*Exercise requirements:*
• A. Answer the following questions about the forum thread on V6 fuel use:
(i) What does slingy report having found to help a small bit with MPG?
(ii) How long a walk is the post office that the_dixtar drove to?
(iii) What mpg figure does geefer74 report seeing on the display?
• B. From the forum thread on V6 fuel use, quote everything from "the other day" down to "into his garage.".

··· Selected passage ···

Mine just gets thirsty dring back and fore to work as iv'e got a nice section of traffic lights, then speed bumps then a load of roundabouts to deal with before I can hit clear roads and thats what drinks my fuel id say.
But there again if I wanted to save fuel then i'd have bought an electric car or a gee-wiz :lol: :lol:


----------



## slingy (May 11, 2012)

absolutley!! when i bought it, i justified getting V6 to myself by rationalizing that i dont use it for work in the week and it will be mainly a weekend car....i accepted that it would cost more to fill up but i would be using it occaisionally or thats what i thought....

....what i didnt count on was loving the car and the sound, right now im literally using any excuse to go out in it.... sometimes not even having an excuse but going out anyway....even though its costing me an arm and a leg 

PS.....i have found V power to help a small bit with MPG


----------



## the_dixtar (Mar 26, 2012)

slingy said:


> absolutley!! when i bought it, i justified getting V6 to myself by rationalizing that i dont use it for work in the week and it will be mainly a weekend car....i accepted that it would cost more to fill up but i would be using it occaisionally or thats what i thought....
> 
> 
> 
> ...


Im exactly the same, I went out to the post office this morning which I can more or less see from my house at the start of our street, it's literally a 4min walk and I took the car :lol: :lol: Got back and the mrs looked at me stupid and said "did you just take the car" I just grinned and said yep :mrgreen: 
One day she might understand how guys and cars get on lol


----------



## geefer74 (May 19, 2012)

Hi all
Im getting 14.9 mpg on the display,town use 8 miles to work round trip.Easy driving in D position .Seems a bit low from what other people are saying .Is this normal ?Is fuel consumption is stated at 28 mpg combined?


----------



## slingy (May 11, 2012)

glad its not just me then :lol:

the other day i had to get a new radio fitted, turned up at the place....the guy i was dealing with asked for the key so he could move it the '4 meters' into his garage at the back of his shop. He pointed me to the coffee machine and i handed him the keys.......as i was pressing the button at the coffee machine i heard this V6 errupt!!... now seriously, you only get that sort of racket when you hold the accelerator peddle down and then turn the ignition key (...which i save for special occaision like scaring old ppl)......so I turned around and watched what appeared to be a respectable grown up put on an awesome V6 growl fest as he reversed the 4 meters into his garage.

··· Information provided ···

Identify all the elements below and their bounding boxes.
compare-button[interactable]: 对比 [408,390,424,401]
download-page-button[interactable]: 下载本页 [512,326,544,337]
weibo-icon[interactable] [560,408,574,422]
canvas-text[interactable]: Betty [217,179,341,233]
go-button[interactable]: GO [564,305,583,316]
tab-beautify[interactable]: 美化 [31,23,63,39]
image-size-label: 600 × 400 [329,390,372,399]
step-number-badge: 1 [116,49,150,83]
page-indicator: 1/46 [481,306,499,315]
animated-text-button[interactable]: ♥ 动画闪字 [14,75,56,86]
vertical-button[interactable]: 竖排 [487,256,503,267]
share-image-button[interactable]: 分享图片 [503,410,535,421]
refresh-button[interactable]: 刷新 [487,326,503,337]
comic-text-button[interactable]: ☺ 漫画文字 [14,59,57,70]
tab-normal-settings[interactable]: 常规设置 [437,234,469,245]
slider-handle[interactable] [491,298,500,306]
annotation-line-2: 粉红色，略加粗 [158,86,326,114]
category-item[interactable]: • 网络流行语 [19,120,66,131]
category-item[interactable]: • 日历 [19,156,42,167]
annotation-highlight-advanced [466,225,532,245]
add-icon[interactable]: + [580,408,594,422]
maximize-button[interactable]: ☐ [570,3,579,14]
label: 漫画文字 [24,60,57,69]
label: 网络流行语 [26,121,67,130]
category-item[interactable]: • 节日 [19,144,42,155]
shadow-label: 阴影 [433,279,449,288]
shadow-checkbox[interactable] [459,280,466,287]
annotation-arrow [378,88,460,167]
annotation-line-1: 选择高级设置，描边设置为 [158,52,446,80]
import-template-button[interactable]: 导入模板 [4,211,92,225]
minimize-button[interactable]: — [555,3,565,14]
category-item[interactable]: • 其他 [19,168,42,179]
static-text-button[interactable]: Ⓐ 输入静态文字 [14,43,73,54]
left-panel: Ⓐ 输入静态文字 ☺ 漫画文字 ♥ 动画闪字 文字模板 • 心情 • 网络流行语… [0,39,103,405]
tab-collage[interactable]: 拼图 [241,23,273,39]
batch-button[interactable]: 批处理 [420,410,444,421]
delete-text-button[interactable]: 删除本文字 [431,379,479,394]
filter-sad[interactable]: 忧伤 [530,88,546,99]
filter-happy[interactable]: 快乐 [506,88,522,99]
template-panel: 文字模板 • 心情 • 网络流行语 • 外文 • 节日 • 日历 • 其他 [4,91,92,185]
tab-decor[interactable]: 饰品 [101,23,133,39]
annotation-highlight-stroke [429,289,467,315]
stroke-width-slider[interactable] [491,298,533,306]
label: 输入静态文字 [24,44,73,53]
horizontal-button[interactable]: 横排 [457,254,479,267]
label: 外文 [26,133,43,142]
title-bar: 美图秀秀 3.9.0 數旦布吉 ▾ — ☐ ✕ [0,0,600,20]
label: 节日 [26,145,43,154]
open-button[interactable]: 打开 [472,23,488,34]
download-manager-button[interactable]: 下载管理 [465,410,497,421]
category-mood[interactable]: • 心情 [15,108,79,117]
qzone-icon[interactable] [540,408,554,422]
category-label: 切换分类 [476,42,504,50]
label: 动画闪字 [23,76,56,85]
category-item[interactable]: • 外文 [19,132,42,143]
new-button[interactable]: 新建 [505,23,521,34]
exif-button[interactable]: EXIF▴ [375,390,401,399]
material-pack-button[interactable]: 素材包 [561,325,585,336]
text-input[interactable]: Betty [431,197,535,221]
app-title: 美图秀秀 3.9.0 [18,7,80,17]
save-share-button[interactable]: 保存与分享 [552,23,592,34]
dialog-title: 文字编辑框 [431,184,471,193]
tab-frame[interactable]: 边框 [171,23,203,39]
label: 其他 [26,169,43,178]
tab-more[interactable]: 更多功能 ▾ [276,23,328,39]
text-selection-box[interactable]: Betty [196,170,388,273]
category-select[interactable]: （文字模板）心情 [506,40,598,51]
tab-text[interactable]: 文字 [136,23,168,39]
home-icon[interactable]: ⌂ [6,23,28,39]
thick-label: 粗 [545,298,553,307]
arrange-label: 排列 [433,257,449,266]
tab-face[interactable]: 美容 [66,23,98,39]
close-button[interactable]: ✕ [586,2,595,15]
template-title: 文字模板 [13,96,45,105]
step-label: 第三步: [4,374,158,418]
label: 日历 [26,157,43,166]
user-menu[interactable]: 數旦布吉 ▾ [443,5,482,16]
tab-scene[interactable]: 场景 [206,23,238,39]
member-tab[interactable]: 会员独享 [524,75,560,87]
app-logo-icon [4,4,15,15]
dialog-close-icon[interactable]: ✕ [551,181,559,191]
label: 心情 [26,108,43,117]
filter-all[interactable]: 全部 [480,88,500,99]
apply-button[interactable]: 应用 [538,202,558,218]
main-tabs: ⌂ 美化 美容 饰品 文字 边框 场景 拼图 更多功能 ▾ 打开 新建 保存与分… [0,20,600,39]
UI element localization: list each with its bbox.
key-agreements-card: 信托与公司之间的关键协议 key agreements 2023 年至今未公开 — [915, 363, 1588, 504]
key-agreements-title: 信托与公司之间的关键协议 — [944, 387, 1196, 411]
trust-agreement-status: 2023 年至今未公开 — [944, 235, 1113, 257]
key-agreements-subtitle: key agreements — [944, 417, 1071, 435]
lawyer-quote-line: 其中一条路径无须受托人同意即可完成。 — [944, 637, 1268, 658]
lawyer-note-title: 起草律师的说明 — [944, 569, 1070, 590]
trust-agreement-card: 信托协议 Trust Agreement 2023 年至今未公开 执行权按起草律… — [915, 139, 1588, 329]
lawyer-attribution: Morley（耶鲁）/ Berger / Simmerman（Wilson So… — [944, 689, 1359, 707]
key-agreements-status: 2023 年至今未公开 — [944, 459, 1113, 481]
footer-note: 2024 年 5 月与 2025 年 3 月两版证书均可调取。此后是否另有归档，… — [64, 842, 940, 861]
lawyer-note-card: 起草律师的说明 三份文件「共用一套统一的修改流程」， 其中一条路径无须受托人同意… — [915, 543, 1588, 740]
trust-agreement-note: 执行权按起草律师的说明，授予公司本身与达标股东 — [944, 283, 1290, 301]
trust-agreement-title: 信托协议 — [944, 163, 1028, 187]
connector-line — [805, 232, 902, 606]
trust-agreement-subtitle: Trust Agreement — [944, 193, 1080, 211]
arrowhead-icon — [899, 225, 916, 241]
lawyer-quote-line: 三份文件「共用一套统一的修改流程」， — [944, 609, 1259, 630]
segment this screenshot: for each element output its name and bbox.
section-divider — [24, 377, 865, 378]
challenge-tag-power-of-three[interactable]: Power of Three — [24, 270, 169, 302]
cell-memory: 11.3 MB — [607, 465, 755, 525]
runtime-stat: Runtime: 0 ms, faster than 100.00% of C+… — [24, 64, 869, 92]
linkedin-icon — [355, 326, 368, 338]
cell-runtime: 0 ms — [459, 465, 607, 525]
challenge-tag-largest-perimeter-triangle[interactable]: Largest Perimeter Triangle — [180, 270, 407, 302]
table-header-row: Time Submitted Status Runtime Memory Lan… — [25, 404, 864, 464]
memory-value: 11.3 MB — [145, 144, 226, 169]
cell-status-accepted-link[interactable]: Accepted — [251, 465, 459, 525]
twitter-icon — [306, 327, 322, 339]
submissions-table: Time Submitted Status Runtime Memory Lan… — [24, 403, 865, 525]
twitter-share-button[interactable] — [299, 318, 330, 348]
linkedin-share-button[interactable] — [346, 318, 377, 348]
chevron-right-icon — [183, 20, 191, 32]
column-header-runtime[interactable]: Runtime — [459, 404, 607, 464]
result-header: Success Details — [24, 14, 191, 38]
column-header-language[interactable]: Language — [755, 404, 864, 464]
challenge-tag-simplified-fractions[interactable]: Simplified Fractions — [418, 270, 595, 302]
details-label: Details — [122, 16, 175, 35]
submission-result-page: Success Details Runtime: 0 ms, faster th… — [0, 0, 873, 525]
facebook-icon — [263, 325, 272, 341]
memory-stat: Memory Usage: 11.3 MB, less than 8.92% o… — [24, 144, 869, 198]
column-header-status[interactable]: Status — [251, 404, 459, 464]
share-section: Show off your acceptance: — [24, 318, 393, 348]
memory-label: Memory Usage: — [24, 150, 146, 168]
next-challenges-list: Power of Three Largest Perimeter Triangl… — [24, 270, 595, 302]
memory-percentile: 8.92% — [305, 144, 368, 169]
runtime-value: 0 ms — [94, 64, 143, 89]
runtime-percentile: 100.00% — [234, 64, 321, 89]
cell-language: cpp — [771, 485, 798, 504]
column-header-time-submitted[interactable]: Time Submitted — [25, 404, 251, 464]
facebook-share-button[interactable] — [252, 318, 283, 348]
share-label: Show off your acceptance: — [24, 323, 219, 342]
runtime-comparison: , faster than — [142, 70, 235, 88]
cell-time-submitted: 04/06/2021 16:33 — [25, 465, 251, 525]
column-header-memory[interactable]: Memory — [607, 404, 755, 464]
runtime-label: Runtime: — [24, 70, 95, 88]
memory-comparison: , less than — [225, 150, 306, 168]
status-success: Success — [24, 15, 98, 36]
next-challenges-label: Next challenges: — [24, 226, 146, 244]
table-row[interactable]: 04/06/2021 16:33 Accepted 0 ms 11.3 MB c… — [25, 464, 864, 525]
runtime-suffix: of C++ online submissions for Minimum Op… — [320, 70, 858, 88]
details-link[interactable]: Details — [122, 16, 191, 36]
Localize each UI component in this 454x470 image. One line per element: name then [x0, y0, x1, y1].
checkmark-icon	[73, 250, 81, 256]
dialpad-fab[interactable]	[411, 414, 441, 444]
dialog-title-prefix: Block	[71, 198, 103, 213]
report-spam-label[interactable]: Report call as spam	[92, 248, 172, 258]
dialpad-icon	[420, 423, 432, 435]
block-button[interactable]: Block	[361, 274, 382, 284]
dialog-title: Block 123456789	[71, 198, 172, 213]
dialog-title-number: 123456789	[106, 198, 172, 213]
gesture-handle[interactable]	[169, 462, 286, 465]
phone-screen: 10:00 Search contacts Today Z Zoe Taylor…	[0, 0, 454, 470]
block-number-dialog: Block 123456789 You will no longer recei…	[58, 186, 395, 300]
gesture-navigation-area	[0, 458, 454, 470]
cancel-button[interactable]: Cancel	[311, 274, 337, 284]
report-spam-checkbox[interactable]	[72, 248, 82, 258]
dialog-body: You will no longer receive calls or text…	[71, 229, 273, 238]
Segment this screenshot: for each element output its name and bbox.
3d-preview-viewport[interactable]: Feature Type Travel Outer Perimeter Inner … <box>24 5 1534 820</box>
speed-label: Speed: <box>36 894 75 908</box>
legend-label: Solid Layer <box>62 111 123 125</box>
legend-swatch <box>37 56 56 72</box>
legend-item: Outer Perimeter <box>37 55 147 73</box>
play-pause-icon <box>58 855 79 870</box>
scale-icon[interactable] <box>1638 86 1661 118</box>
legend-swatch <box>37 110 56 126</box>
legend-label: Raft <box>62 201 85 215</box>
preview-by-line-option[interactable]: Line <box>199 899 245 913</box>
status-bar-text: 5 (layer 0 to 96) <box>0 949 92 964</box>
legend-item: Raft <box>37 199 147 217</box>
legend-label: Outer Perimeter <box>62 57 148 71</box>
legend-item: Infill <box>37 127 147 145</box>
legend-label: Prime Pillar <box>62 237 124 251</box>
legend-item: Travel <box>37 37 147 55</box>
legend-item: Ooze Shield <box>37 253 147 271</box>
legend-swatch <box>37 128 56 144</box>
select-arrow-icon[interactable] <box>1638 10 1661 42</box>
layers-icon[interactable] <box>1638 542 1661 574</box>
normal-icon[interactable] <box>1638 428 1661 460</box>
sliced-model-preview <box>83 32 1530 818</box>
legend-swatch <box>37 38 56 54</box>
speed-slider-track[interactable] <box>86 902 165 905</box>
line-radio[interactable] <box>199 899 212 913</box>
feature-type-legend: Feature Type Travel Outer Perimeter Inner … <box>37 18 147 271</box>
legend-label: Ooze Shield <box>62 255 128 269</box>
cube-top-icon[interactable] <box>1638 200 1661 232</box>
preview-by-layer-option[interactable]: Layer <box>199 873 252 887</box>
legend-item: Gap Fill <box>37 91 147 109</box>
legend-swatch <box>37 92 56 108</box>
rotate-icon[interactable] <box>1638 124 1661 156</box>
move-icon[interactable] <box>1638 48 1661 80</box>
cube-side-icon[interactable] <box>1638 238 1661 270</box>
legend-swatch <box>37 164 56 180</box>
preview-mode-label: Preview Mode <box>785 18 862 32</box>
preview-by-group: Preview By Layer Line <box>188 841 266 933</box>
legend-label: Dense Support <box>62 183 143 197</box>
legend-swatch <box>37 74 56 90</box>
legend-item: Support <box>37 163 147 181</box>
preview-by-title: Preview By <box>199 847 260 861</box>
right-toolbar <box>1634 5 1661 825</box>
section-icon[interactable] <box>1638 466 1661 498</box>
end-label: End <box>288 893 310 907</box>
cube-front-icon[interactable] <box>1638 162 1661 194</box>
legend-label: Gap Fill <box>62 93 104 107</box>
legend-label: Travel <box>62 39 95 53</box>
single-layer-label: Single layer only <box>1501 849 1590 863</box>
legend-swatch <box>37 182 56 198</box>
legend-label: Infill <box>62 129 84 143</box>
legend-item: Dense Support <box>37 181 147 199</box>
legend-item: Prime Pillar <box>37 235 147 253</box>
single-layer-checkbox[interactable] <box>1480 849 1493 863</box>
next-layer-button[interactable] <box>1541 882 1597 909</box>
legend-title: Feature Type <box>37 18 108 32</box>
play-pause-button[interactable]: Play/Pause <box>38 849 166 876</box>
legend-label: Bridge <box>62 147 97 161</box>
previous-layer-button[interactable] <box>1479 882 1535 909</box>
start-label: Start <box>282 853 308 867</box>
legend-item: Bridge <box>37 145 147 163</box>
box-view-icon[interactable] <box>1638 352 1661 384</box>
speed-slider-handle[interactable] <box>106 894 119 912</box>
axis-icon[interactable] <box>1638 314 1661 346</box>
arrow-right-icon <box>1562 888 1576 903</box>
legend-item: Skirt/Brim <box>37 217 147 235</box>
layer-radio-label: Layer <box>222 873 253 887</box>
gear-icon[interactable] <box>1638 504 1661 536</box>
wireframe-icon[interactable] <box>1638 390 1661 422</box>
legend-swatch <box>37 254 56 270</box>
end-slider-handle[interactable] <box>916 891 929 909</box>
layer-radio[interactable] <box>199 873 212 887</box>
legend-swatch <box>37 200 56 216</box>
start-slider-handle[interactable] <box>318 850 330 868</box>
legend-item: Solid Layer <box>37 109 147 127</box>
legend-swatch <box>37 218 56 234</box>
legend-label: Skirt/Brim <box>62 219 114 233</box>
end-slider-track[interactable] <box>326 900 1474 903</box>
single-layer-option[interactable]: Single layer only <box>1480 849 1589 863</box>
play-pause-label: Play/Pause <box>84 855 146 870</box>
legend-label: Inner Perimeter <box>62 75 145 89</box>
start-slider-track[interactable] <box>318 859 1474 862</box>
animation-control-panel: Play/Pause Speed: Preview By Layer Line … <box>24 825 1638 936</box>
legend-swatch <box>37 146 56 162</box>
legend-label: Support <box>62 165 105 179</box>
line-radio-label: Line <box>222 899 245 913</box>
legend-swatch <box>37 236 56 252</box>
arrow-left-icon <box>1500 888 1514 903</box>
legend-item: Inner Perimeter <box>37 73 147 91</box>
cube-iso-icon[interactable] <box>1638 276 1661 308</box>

···

*Task results:*
• A.
(i) V power
(ii) 4 minutes
(iii) 14.9 mpg

• B.
the other day i had to get a new radio fitted, turned up at the place....the guy i was dealing with asked for the key so he could move it the '4 meters' into his garage at the back of his shop. He pointed me to the coffee machine and i handed him the keys.......as i was pressing the button at the coffee machine i heard this V6 errupt!!... now seriously, you only get that sort of racket when you hold the accelerator peddle down and then turn the ignition key (...which i save for special occaision like scaring old ppl)......so I turned around and watched what appeared to be a respectable grown up put on an awesome V6 growl fest as he reversed the 4 meters into his garage.